*Challenge*.
Say only how many lines contain the word "direction".

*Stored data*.
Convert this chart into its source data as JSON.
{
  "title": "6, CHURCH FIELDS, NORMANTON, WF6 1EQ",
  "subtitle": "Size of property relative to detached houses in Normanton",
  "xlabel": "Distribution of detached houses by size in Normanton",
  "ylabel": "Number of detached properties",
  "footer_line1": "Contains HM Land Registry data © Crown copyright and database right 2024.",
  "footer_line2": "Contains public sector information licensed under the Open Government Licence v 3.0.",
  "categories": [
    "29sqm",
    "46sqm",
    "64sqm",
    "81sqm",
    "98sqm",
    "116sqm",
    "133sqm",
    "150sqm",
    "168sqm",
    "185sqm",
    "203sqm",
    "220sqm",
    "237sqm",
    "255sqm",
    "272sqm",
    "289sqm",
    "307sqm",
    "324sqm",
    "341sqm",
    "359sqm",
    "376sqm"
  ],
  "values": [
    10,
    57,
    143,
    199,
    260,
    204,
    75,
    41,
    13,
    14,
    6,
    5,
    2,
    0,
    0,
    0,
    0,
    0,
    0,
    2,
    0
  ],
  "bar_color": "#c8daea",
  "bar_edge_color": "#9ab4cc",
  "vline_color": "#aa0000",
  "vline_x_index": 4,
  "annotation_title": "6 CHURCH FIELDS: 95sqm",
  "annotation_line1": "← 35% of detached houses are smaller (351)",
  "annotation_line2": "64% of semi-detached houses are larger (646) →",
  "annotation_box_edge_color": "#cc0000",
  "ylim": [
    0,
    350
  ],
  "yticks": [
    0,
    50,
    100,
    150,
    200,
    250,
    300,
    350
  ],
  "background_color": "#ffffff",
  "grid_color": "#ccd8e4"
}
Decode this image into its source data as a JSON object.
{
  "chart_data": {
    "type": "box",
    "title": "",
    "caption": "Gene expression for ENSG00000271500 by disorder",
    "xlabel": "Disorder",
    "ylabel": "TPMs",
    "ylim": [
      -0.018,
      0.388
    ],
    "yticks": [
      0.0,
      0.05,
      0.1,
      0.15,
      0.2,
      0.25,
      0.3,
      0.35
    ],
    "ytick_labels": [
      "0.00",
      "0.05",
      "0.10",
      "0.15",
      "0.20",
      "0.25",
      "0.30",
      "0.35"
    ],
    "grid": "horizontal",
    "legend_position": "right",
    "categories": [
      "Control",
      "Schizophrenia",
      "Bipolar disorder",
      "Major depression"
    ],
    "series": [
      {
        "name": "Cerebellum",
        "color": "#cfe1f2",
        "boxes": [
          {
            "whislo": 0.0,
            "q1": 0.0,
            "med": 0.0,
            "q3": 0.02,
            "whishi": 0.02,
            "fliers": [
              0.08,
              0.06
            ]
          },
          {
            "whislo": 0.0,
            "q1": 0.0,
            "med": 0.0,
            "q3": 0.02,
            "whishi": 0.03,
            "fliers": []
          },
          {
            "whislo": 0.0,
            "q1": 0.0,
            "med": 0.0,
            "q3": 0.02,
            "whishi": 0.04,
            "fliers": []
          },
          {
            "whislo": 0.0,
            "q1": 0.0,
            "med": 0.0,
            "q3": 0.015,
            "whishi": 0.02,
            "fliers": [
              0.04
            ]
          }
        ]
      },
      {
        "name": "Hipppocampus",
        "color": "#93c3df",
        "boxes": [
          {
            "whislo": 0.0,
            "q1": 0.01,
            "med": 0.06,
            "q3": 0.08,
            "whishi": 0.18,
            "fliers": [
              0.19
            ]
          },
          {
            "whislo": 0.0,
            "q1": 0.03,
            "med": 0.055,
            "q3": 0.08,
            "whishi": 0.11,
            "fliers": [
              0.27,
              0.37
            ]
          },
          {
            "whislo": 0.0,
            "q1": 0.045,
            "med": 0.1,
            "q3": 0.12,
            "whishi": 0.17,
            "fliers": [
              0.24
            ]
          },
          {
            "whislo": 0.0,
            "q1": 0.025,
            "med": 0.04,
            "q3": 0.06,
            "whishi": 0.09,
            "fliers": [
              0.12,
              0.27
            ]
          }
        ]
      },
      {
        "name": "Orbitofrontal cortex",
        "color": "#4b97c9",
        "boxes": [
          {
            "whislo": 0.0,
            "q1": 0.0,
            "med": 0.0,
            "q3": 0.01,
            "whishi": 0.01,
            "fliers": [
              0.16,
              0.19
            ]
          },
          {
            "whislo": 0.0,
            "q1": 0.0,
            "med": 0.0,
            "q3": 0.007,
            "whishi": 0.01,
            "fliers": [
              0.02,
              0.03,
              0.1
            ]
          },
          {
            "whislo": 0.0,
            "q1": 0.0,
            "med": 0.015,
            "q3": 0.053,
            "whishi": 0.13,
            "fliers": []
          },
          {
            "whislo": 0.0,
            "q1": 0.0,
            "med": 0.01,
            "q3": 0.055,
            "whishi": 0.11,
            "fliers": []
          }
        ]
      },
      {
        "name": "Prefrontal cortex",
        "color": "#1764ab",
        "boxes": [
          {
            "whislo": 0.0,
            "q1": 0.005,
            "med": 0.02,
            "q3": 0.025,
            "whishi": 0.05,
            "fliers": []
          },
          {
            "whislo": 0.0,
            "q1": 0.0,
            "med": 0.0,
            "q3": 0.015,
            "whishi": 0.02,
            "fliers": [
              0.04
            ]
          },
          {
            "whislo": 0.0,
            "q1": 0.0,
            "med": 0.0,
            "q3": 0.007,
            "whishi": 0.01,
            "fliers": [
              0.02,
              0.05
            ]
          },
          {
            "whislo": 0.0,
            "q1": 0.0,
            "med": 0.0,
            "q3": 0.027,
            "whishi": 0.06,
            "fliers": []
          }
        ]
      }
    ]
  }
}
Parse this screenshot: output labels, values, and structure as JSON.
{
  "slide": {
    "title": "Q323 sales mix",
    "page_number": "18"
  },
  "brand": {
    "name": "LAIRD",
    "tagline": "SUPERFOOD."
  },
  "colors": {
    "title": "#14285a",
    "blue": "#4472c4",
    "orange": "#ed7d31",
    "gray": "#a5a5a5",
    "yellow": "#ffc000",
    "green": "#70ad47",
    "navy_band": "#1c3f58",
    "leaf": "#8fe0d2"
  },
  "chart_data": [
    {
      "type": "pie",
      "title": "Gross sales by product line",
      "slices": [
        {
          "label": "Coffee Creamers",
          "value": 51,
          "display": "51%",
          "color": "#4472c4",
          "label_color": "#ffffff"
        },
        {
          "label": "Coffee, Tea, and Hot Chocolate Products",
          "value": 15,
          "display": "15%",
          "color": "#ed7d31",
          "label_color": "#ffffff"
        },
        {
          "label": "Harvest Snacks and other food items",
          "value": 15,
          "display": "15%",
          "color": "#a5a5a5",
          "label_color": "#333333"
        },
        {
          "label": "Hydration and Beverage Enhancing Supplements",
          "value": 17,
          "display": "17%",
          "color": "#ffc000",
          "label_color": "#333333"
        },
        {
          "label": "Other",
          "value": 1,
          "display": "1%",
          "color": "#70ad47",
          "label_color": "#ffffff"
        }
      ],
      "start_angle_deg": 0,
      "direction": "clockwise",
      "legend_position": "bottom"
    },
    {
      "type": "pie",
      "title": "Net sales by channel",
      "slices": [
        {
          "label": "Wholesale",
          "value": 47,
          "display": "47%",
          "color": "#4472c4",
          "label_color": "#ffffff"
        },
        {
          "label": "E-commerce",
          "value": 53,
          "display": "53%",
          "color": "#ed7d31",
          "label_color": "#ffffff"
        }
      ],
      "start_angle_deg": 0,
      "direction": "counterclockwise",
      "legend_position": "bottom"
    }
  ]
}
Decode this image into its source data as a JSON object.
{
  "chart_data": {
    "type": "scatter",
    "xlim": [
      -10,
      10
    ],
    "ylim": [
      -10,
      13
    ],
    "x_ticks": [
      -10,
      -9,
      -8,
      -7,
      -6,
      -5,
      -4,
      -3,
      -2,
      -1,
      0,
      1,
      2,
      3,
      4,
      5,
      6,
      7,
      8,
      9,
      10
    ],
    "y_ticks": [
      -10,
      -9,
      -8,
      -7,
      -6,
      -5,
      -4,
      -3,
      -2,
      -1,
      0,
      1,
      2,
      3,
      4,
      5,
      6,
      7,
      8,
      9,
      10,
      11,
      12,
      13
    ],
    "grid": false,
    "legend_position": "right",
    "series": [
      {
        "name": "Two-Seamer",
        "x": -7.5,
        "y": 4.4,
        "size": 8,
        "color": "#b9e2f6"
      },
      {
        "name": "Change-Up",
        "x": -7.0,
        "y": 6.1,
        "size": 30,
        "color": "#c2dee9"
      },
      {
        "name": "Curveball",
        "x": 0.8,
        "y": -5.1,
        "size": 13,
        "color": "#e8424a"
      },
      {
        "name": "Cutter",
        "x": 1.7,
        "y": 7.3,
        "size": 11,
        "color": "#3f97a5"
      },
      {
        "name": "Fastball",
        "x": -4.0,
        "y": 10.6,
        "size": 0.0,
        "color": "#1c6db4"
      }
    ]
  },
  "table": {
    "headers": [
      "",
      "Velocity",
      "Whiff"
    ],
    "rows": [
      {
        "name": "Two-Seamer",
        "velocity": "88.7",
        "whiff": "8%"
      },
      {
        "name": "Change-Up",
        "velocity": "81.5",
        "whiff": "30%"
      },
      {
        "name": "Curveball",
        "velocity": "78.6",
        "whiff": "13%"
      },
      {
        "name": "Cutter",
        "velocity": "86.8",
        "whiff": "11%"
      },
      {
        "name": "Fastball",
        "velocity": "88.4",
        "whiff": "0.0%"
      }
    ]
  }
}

*Exercise answer*.
2